:: WORK TO BE COMPLETED ::
All entries are to be given again verbatim.

[Stored data]
◆ ◆ ◆ ◆ ◆
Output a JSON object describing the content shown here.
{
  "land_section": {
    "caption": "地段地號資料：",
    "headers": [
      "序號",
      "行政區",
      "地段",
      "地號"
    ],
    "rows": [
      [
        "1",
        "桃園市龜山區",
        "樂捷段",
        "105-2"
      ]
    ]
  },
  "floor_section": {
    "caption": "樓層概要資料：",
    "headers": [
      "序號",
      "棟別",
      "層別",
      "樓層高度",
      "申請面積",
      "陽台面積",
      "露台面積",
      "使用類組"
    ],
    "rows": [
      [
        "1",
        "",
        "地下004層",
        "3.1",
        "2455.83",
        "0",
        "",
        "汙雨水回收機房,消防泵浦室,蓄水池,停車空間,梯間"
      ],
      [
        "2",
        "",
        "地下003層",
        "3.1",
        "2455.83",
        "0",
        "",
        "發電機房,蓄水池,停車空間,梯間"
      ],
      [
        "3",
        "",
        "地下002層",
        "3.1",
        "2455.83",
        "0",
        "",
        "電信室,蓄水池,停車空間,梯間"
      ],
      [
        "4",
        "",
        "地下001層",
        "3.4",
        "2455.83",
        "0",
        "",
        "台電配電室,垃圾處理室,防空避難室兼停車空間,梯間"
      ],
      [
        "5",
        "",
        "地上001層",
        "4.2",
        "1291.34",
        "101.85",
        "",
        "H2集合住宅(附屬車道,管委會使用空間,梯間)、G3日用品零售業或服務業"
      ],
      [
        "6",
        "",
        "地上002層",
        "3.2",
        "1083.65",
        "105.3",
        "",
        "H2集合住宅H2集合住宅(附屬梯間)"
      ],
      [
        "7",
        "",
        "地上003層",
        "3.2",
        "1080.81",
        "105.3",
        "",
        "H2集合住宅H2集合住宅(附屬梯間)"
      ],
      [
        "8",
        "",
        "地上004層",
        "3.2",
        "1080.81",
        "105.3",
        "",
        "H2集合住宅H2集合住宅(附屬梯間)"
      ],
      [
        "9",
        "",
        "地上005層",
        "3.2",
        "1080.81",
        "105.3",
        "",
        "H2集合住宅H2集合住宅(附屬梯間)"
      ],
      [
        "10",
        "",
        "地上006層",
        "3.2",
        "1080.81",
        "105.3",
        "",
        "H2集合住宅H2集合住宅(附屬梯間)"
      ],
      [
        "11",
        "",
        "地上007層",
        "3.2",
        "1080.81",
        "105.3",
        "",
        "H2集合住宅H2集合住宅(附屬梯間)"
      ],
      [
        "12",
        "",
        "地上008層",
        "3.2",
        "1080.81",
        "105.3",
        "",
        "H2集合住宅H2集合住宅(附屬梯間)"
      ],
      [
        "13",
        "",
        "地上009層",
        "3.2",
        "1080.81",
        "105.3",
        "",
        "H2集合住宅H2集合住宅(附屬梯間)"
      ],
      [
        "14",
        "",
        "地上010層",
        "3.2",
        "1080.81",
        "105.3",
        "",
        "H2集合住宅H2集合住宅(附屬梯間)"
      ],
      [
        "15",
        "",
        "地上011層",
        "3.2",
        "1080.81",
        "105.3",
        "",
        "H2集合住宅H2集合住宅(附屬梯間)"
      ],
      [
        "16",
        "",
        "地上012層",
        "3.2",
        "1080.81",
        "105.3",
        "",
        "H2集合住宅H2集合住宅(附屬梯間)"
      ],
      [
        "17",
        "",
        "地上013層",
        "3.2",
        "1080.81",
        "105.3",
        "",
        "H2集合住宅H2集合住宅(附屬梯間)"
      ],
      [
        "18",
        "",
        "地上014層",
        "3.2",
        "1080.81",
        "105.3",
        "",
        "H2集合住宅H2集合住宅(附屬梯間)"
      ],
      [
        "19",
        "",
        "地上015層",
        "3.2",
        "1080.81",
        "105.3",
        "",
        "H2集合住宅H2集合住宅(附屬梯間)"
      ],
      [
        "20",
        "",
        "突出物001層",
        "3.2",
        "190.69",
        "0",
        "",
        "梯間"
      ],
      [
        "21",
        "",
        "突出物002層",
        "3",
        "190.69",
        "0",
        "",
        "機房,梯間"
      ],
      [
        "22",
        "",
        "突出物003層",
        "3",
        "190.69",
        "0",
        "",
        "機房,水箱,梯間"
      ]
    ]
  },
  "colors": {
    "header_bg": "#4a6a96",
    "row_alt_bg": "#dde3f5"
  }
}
◆ ◆ ◆ ◆ ◆
:: FINISHED EXERCISE ::
Output a JSON object describing the content shown here.
{
  "land_section": {
    "caption": "地段地號資料：",
    "headers": [
      "序號",
      "行政區",
      "地段",
      "地號"
    ],
    "rows": [
      [
        "1",
        "桃園市龜山區",
        "樂捷段",
        "105-2"
      ]
    ]
  },
  "floor_section": {
    "caption": "樓層概要資料：",
    "headers": [
      "序號",
      "棟別",
      "層別",
      "樓層高度",
      "申請面積",
      "陽台面積",
      "露台面積",
      "使用類組"
    ],
    "rows": [
      [
        "1",
        "",
        "地下004層",
        "3.1",
        "2455.83",
        "0",
        "",
        "汙雨水回收機房,消防泵浦室,蓄水池,停車空間,梯間"
      ],
      [
        "2",
        "",
        "地下003層",
        "3.1",
        "2455.83",
        "0",
        "",
        "發電機房,蓄水池,停車空間,梯間"
      ],
      [
        "3",
        "",
        "地下002層",
        "3.1",
        "2455.83",
        "0",
        "",
        "電信室,蓄水池,停車空間,梯間"
      ],
      [
        "4",
        "",
        "地下001層",
        "3.4",
        "2455.83",
        "0",
        "",
        "台電配電室,垃圾處理室,防空避難室兼停車空間,梯間"
      ],
      [
        "5",
        "",
        "地上001層",
        "4.2",
        "1291.34",
        "101.85",
        "",
        "H2集合住宅(附屬車道,管委會使用空間,梯間)、G3日用品零售業或服務業"
      ],
      [
        "6",
        "",
        "地上002層",
        "3.2",
        "1083.65",
        "105.3",
        "",
        "H2集合住宅H2集合住宅(附屬梯間)"
      ],
      [
        "7",
        "",
        "地上003層",
        "3.2",
        "1080.81",
        "105.3",
        "",
        "H2集合住宅H2集合住宅(附屬梯間)"
      ],
      [
        "8",
        "",
        "地上004層",
        "3.2",
        "1080.81",
        "105.3",
        "",
        "H2集合住宅H2集合住宅(附屬梯間)"
      ],
      [
        "9",
        "",
        "地上005層",
        "3.2",
        "1080.81",
        "105.3",
        "",
        "H2集合住宅H2集合住宅(附屬梯間)"
      ],
      [
        "10",
        "",
        "地上006層",
        "3.2",
        "1080.81",
        "105.3",
        "",
        "H2集合住宅H2集合住宅(附屬梯間)"
      ],
      [
        "11",
        "",
        "地上007層",
        "3.2",
        "1080.81",
        "105.3",
        "",
        "H2集合住宅H2集合住宅(附屬梯間)"
      ],
      [
        "12",
        "",
        "地上008層",
        "3.2",
        "1080.81",
        "105.3",
        "",
        "H2集合住宅H2集合住宅(附屬梯間)"
      ],
      [
        "13",
        "",
        "地上009層",
        "3.2",
        "1080.81",
        "105.3",
        "",
        "H2集合住宅H2集合住宅(附屬梯間)"
      ],
      [
        "14",
        "",
        "地上010層",
        "3.2",
        "1080.81",
        "105.3",
        "",
        "H2集合住宅H2集合住宅(附屬梯間)"
      ],
      [
        "15",
        "",
        "地上011層",
        "3.2",
        "1080.81",
        "105.3",
        "",
        "H2集合住宅H2集合住宅(附屬梯間)"
      ],
      [
        "16",
        "",
        "地上012層",
        "3.2",
        "1080.81",
        "105.3",
        "",
        "H2集合住宅H2集合住宅(附屬梯間)"
      ],
      [
        "17",
        "",
        "地上013層",
        "3.2",
        "1080.81",
        "105.3",
        "",
        "H2集合住宅H2集合住宅(附屬梯間)"
      ],
      [
        "18",
        "",
        "地上014層",
        "3.2",
        "1080.81",
        "105.3",
        "",
        "H2集合住宅H2集合住宅(附屬梯間)"
      ],
      [
        "19",
        "",
        "地上015層",
        "3.2",
        "1080.81",
        "105.3",
        "",
        "H2集合住宅H2集合住宅(附屬梯間)"
      ],
      [
        "20",
        "",
        "突出物001層",
        "3.2",
        "190.69",
        "0",
        "",
        "梯間"
      ],
      [
        "21",
        "",
        "突出物002層",
        "3",
        "190.69",
        "0",
        "",
        "機房,梯間"
      ],
      [
        "22",
        "",
        "突出物003層",
        "3",
        "190.69",
        "0",
        "",
        "機房,水箱,梯間"
      ]
    ]
  },
  "colors": {
    "header_bg": "#4a6a96",
    "row_alt_bg": "#dde3f5"
  }
}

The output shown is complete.